_Stated goal_.
Give the number of lines that contain the string "green", please, and nothing else.

_Exercise inputs_.
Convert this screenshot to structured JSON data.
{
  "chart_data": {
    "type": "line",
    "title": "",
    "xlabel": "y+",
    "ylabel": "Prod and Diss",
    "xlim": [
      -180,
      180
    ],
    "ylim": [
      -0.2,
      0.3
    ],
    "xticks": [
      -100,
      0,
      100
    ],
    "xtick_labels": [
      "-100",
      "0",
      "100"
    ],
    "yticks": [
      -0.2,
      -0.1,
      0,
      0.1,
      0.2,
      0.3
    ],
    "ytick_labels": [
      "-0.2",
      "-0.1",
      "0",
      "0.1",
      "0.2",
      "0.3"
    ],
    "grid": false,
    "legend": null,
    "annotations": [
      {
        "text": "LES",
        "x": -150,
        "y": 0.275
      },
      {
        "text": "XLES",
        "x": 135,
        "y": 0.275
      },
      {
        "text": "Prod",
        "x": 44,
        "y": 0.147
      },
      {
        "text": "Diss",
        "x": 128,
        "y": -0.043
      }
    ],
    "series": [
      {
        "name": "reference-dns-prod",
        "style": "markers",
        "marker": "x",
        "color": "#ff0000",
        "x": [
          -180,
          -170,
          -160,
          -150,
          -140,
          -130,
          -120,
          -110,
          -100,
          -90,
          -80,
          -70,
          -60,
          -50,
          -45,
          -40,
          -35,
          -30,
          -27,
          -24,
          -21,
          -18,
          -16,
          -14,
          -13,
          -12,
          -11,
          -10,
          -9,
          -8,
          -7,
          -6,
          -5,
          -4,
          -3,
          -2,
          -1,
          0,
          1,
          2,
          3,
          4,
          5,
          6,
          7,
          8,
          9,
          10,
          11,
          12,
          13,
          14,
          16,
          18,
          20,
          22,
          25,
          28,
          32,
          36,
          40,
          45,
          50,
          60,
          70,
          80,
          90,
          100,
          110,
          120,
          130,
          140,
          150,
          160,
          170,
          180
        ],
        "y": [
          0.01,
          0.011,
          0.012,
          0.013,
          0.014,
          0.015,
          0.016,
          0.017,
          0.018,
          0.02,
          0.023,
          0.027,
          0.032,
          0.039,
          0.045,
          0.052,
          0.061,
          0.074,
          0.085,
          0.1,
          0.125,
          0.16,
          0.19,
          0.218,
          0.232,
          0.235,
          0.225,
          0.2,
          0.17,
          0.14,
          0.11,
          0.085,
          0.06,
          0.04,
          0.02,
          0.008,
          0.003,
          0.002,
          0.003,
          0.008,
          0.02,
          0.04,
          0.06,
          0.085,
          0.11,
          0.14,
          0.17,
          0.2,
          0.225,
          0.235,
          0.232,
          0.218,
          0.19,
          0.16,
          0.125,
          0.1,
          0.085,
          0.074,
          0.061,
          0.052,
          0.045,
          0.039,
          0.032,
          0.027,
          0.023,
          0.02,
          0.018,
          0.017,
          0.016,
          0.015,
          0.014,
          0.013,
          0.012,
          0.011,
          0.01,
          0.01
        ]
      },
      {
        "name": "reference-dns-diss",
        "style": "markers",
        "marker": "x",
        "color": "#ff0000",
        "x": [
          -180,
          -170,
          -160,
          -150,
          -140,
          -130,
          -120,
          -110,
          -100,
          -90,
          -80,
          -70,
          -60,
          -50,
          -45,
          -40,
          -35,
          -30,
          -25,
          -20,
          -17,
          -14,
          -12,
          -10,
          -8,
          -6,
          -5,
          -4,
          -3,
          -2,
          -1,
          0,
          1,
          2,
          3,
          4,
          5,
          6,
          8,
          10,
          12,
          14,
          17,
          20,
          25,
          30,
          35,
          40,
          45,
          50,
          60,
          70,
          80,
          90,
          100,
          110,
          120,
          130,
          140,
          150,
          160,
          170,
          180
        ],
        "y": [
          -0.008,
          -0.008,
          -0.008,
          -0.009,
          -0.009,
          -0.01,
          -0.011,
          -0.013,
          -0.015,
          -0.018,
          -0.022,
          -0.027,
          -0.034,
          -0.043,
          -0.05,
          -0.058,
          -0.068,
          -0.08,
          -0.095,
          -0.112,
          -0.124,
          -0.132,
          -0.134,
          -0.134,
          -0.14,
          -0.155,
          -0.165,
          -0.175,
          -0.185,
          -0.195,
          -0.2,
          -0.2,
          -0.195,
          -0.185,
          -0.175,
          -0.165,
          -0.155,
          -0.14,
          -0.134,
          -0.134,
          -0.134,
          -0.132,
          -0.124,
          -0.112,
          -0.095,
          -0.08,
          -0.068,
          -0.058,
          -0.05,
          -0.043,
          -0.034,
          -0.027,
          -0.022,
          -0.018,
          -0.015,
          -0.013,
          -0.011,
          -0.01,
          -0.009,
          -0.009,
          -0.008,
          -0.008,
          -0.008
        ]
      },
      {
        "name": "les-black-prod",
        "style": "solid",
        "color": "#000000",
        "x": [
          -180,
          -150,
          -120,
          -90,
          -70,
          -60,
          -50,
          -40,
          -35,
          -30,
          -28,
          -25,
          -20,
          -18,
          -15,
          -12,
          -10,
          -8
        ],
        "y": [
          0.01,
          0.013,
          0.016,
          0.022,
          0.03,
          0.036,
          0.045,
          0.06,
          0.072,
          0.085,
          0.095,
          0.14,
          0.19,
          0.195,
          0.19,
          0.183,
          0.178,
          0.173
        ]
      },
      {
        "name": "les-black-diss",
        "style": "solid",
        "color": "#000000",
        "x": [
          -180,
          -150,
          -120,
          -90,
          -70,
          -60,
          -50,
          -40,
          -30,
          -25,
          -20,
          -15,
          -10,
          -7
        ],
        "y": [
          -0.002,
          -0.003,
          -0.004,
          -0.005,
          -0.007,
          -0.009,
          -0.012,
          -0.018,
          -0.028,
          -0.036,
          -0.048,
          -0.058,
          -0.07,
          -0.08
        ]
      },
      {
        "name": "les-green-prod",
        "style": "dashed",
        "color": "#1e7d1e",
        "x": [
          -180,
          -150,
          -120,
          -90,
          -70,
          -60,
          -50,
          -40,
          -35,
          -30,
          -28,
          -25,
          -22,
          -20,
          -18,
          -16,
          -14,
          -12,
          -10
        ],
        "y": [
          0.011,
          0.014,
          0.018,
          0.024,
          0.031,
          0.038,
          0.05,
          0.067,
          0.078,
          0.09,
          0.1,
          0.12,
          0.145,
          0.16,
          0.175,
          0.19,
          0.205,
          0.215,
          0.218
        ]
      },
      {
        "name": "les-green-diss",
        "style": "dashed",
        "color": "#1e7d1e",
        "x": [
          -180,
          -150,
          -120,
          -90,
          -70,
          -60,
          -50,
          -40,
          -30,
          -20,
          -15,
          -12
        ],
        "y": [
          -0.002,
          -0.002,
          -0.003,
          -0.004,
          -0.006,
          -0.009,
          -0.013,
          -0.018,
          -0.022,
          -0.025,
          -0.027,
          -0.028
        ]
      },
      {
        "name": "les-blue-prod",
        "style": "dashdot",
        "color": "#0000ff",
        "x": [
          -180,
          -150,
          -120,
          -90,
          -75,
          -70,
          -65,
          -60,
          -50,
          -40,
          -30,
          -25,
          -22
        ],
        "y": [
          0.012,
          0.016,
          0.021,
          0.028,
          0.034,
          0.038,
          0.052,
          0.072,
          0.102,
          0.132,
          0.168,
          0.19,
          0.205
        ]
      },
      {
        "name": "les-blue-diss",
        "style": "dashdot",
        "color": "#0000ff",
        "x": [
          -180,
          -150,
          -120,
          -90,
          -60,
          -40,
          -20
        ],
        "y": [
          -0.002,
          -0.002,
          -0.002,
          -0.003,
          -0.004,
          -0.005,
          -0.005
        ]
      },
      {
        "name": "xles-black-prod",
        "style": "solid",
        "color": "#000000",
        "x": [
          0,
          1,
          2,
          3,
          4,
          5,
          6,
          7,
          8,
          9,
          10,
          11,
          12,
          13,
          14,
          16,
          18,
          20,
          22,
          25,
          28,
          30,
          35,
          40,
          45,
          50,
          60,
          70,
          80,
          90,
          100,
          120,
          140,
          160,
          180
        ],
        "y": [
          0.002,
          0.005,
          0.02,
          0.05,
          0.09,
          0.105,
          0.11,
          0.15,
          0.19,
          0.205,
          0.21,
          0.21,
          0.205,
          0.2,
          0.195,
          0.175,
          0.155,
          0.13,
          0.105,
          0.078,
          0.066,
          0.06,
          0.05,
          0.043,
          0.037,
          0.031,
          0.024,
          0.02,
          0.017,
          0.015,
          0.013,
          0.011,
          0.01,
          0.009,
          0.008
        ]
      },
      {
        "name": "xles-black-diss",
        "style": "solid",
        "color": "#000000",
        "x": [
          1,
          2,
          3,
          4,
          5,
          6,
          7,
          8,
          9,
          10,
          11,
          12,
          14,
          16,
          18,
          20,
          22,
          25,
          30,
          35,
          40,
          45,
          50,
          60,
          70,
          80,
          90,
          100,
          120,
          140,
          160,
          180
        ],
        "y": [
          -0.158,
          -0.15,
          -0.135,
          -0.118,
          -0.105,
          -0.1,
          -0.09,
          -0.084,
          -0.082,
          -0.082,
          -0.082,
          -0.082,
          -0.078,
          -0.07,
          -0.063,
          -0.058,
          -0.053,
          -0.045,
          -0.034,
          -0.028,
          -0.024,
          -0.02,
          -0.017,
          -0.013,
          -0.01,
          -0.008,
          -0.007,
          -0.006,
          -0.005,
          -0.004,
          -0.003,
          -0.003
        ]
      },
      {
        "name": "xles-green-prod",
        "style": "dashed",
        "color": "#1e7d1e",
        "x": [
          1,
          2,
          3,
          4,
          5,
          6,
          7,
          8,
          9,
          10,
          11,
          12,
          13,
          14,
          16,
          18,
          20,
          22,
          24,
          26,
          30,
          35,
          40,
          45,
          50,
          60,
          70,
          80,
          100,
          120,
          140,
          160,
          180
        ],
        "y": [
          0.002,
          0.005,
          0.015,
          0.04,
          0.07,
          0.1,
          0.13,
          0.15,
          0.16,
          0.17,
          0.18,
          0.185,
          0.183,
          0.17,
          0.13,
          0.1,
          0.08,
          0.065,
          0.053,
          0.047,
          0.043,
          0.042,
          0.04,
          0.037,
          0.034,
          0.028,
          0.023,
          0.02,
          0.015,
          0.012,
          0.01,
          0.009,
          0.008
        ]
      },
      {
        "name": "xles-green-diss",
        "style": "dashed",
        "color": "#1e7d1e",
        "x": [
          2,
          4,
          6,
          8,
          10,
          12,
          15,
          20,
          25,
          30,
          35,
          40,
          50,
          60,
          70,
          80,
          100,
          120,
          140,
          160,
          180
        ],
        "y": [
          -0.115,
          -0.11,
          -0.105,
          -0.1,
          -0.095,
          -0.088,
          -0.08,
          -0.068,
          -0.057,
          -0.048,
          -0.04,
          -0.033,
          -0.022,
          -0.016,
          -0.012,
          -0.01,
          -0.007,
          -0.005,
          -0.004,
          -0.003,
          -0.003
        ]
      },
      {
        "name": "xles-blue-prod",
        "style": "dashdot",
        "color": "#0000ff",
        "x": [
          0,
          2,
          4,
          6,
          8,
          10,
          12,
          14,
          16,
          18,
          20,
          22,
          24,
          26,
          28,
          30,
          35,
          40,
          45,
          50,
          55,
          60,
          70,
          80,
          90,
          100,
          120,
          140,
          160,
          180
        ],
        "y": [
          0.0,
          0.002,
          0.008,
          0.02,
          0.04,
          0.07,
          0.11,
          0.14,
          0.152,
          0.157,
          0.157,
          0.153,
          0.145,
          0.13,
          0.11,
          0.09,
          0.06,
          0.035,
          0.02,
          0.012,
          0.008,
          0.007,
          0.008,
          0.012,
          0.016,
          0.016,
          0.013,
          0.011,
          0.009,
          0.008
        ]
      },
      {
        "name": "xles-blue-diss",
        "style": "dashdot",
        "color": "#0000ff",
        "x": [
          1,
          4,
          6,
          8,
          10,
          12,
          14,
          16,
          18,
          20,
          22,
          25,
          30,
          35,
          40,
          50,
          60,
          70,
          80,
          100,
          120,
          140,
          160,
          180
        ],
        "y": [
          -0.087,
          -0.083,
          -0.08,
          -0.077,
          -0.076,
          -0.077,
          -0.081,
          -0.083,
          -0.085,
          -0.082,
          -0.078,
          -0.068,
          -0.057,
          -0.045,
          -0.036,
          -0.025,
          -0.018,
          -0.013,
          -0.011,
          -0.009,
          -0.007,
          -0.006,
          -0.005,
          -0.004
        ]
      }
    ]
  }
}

_Written solution_.
4